**Data in this exercise:**
----

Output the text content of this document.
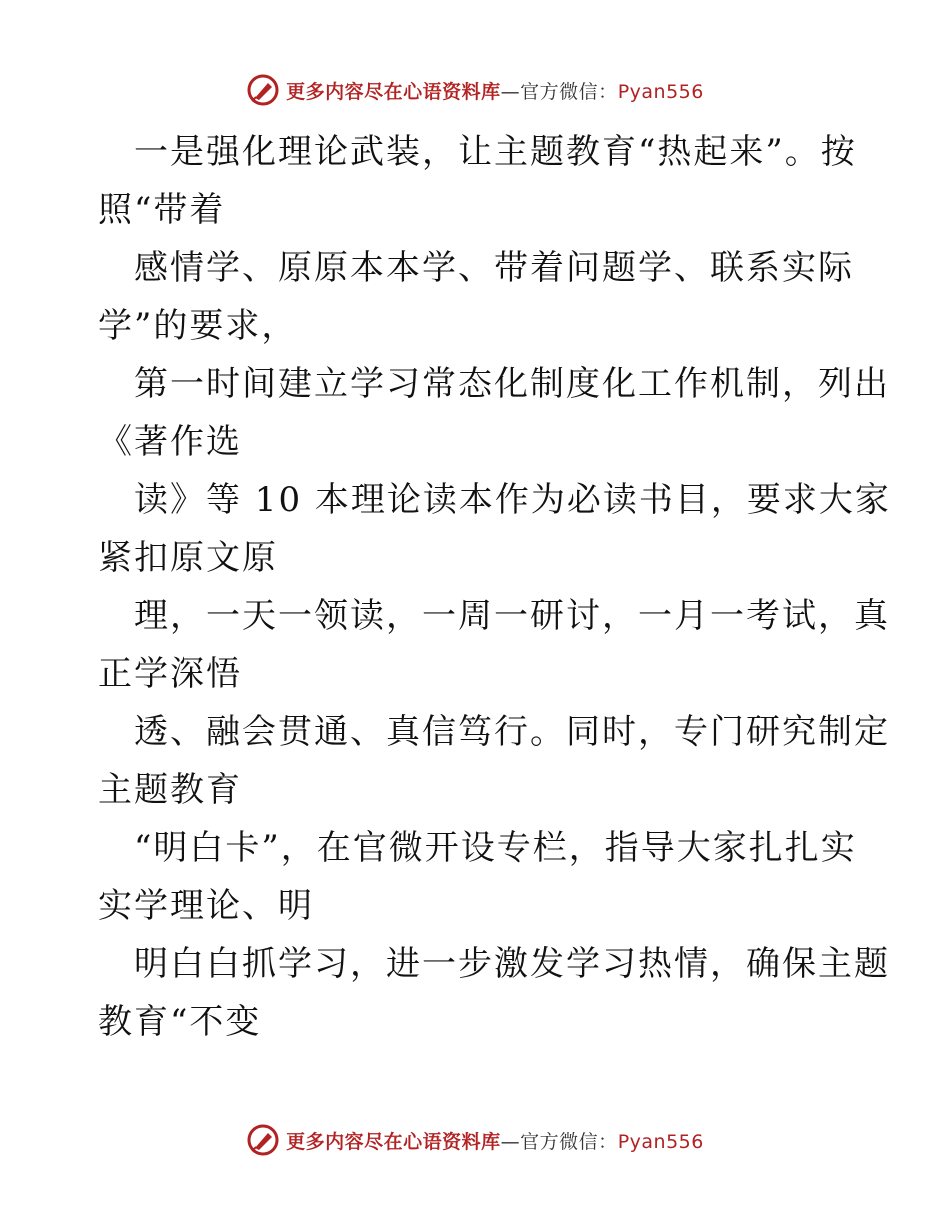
更多内容尽在心语资料库—官方微信：Pyan556

一是强化理论武装，让主题教育“热起来”。按

照“带着

感情学、原原本本学、带着问题学、联系实际

学”的要求，

第一时间建立学习常态化制度化工作机制，列出

《著作选

读》等 10 本理论读本作为必读书目，要求大家

紧扣原文原

理，一天一领读，一周一研讨，一月一考试，真

正学深悟

透、融会贯通、真信笃行。同时，专门研究制定

主题教育

“明白卡”，在官微开设专栏，指导大家扎扎实

实学理论、明

明白白抓学习，进一步激发学习热情，确保主题

教育“不变

更多内容尽在心语资料库—官方微信：Pyan556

----

**Goal of the exercise:** Quote the data above in full, leaving out the pictures it holds.

**Answer below:**
Output the text content of this document.
更多内容尽在心语资料库—官方微信：Pyan556

一是强化理论武装，让主题教育“热起来”。按

照“带着

感情学、原原本本学、带着问题学、联系实际

学”的要求，

第一时间建立学习常态化制度化工作机制，列出

《著作选

读》等 10 本理论读本作为必读书目，要求大家

紧扣原文原

理，一天一领读，一周一研讨，一月一考试，真

正学深悟

透、融会贯通、真信笃行。同时，专门研究制定

主题教育

“明白卡”，在官微开设专栏，指导大家扎扎实

实学理论、明

明白白抓学习，进一步激发学习热情，确保主题

教育“不变

更多内容尽在心语资料库—官方微信：Pyan556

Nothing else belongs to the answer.